● **Task statement**:
Each line that holds the word "color" should be returned.

(Extracted data entries)
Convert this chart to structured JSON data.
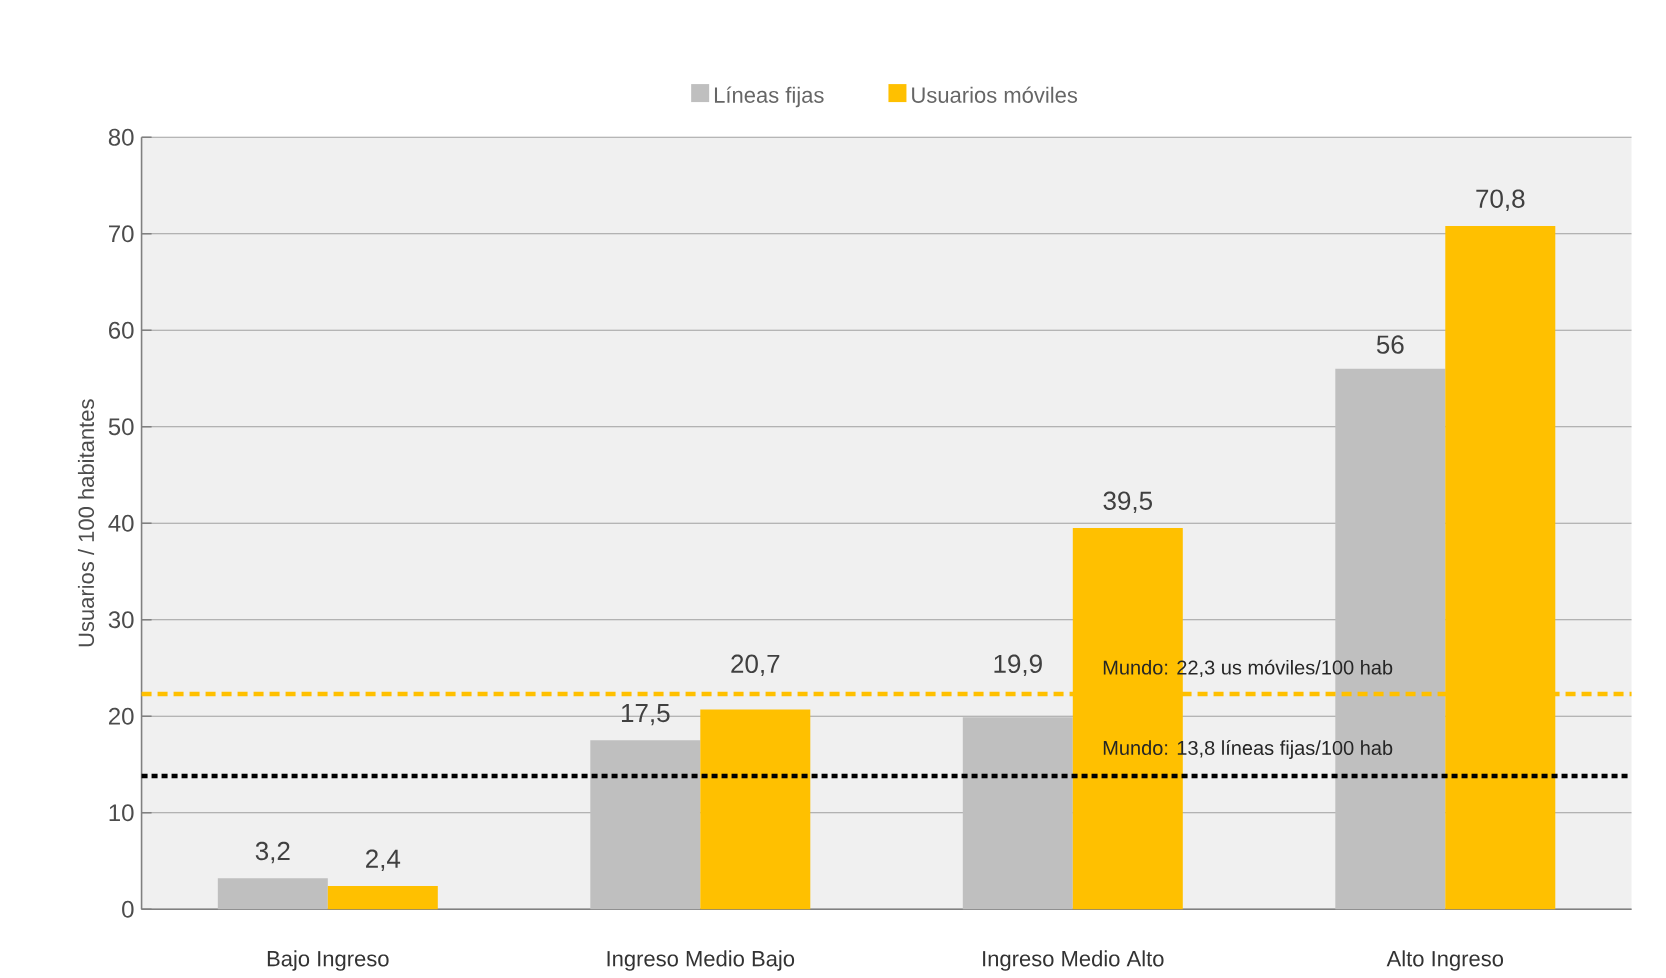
{
  "chart_data": {
    "type": "bar",
    "ylabel": "Usuarios / 100 habitantes",
    "categories": [
      "Bajo Ingreso",
      "Ingreso Medio Bajo",
      "Ingreso Medio Alto",
      "Alto Ingreso"
    ],
    "series": [
      {
        "name": "Líneas fijas",
        "color": "#bfbfbf",
        "values": [
          3.2,
          17.5,
          19.9,
          56
        ],
        "value_labels": [
          "3,2",
          "17,5",
          "19,9",
          "56"
        ]
      },
      {
        "name": "Usuarios móviles",
        "color": "#ffc000",
        "values": [
          2.4,
          20.7,
          39.5,
          70.8
        ],
        "value_labels": [
          "2,4",
          "20,7",
          "39,5",
          "70,8"
        ]
      }
    ],
    "ylim": [
      0,
      80
    ],
    "yticks": [
      0,
      10,
      20,
      30,
      40,
      50,
      60,
      70,
      80
    ],
    "grid": "y",
    "legend": "top",
    "ref_lines": [
      {
        "axis": "y",
        "value": 22.3,
        "label": "Mundo: 22,3 us móviles/100 hab",
        "color": "#ffc000",
        "line_style": "dashed"
      },
      {
        "axis": "y",
        "value": 13.8,
        "label": "Mundo: 13,8 líneas fijas/100 hab",
        "color": "#000000",
        "line_style": "dotted"
      }
    ]
  }
}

● **Exercise result**:
        "color": "#bfbfbf",
        "color": "#ffc000",
        "color": "#ffc000",
        "color": "#000000",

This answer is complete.